§ **SOURCE RECORDS**:
○ ○ ○ ○ ○

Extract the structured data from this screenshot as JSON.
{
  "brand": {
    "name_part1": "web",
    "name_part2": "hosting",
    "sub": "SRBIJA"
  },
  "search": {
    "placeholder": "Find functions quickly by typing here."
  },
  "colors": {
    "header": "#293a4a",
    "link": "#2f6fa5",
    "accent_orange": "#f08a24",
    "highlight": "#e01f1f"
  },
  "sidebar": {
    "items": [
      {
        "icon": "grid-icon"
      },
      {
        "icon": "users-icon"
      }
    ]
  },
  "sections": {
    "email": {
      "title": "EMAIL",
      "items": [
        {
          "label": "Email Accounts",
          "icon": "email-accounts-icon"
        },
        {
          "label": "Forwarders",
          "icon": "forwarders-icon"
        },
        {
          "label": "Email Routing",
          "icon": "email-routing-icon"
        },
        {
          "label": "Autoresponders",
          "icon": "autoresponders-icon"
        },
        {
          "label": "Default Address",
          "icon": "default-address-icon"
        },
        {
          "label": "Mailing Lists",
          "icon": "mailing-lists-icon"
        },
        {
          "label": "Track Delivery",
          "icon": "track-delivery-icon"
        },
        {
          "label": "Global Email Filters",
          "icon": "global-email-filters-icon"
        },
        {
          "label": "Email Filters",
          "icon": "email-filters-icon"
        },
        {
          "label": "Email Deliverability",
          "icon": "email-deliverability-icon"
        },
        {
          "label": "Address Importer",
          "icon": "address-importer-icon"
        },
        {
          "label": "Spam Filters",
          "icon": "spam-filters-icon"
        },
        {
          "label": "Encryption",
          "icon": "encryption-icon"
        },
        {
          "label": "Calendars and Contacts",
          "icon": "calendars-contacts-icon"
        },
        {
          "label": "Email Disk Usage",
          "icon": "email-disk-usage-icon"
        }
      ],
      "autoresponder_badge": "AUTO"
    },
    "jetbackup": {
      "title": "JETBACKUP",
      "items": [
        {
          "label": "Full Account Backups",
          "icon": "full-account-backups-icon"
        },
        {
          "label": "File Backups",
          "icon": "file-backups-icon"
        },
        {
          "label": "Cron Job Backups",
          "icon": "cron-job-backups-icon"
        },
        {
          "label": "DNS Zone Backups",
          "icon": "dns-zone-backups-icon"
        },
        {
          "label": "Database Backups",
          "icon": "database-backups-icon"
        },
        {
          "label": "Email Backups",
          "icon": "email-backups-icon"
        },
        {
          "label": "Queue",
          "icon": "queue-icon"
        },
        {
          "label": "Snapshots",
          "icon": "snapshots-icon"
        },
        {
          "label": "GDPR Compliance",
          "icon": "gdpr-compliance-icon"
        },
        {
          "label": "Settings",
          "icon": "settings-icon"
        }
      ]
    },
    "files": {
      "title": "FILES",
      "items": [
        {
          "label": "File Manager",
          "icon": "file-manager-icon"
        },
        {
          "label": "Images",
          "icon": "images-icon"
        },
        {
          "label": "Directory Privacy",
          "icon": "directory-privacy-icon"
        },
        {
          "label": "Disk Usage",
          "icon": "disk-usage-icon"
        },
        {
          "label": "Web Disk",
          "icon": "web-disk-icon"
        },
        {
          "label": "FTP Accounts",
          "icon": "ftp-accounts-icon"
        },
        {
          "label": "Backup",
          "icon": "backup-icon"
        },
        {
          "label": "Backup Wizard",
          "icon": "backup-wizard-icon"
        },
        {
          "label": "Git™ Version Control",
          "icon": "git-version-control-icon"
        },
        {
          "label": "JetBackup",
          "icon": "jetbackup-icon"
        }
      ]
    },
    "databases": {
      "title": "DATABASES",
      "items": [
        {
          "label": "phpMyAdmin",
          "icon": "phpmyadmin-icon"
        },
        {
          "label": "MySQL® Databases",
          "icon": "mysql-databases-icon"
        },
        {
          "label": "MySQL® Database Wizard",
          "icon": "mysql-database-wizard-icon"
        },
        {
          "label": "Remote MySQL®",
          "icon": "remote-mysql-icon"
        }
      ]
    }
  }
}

○ ○ ○ ○ ○

Extract the listing in its entirety, matching it exactly.

Extract the structured data from this screenshot as JSON.
{
  "brand": {
    "name_part1": "web",
    "name_part2": "hosting",
    "sub": "SRBIJA"
  },
  "search": {
    "placeholder": "Find functions quickly by typing here."
  },
  "colors": {
    "header": "#293a4a",
    "link": "#2f6fa5",
    "accent_orange": "#f08a24",
    "highlight": "#e01f1f"
  },
  "sidebar": {
    "items": [
      {
        "icon": "grid-icon"
      },
      {
        "icon": "users-icon"
      }
    ]
  },
  "sections": {
    "email": {
      "title": "EMAIL",
      "items": [
        {
          "label": "Email Accounts",
          "icon": "email-accounts-icon"
        },
        {
          "label": "Forwarders",
          "icon": "forwarders-icon"
        },
        {
          "label": "Email Routing",
          "icon": "email-routing-icon"
        },
        {
          "label": "Autoresponders",
          "icon": "autoresponders-icon"
        },
        {
          "label": "Default Address",
          "icon": "default-address-icon"
        },
        {
          "label": "Mailing Lists",
          "icon": "mailing-lists-icon"
        },
        {
          "label": "Track Delivery",
          "icon": "track-delivery-icon"
        },
        {
          "label": "Global Email Filters",
          "icon": "global-email-filters-icon"
        },
        {
          "label": "Email Filters",
          "icon": "email-filters-icon"
        },
        {
          "label": "Email Deliverability",
          "icon": "email-deliverability-icon"
        },
        {
          "label": "Address Importer",
          "icon": "address-importer-icon"
        },
        {
          "label": "Spam Filters",
          "icon": "spam-filters-icon"
        },
        {
          "label": "Encryption",
          "icon": "encryption-icon"
        },
        {
          "label": "Calendars and Contacts",
          "icon": "calendars-contacts-icon"
        },
        {
          "label": "Email Disk Usage",
          "icon": "email-disk-usage-icon"
        }
      ],
      "autoresponder_badge": "AUTO"
    },
    "jetbackup": {
      "title": "JETBACKUP",
      "items": [
        {
          "label": "Full Account Backups",
          "icon": "full-account-backups-icon"
        },
        {
          "label": "File Backups",
          "icon": "file-backups-icon"
        },
        {
          "label": "Cron Job Backups",
          "icon": "cron-job-backups-icon"
        },
        {
          "label": "DNS Zone Backups",
          "icon": "dns-zone-backups-icon"
        },
        {
          "label": "Database Backups",
          "icon": "database-backups-icon"
        },
        {
          "label": "Email Backups",
          "icon": "email-backups-icon"
        },
        {
          "label": "Queue",
          "icon": "queue-icon"
        },
        {
          "label": "Snapshots",
          "icon": "snapshots-icon"
        },
        {
          "label": "GDPR Compliance",
          "icon": "gdpr-compliance-icon"
        },
        {
          "label": "Settings",
          "icon": "settings-icon"
        }
      ]
    },
    "files": {
      "title": "FILES",
      "items": [
        {
          "label": "File Manager",
          "icon": "file-manager-icon"
        },
        {
          "label": "Images",
          "icon": "images-icon"
        },
        {
          "label": "Directory Privacy",
          "icon": "directory-privacy-icon"
        },
        {
          "label": "Disk Usage",
          "icon": "disk-usage-icon"
        },
        {
          "label": "Web Disk",
          "icon": "web-disk-icon"
        },
        {
          "label": "FTP Accounts",
          "icon": "ftp-accounts-icon"
        },
        {
          "label": "Backup",
          "icon": "backup-icon"
        },
        {
          "label": "Backup Wizard",
          "icon": "backup-wizard-icon"
        },
        {
          "label": "Git™ Version Control",
          "icon": "git-version-control-icon"
        },
        {
          "label": "JetBackup",
          "icon": "jetbackup-icon"
        }
      ]
    },
    "databases": {
      "title": "DATABASES",
      "items": [
        {
          "label": "phpMyAdmin",
          "icon": "phpmyadmin-icon"
        },
        {
          "label": "MySQL® Databases",
          "icon": "mysql-databases-icon"
        },
        {
          "label": "MySQL® Database Wizard",
          "icon": "mysql-database-wizard-icon"
        },
        {
          "label": "Remote MySQL®",
          "icon": "remote-mysql-icon"
        }
      ]
    }
  }
}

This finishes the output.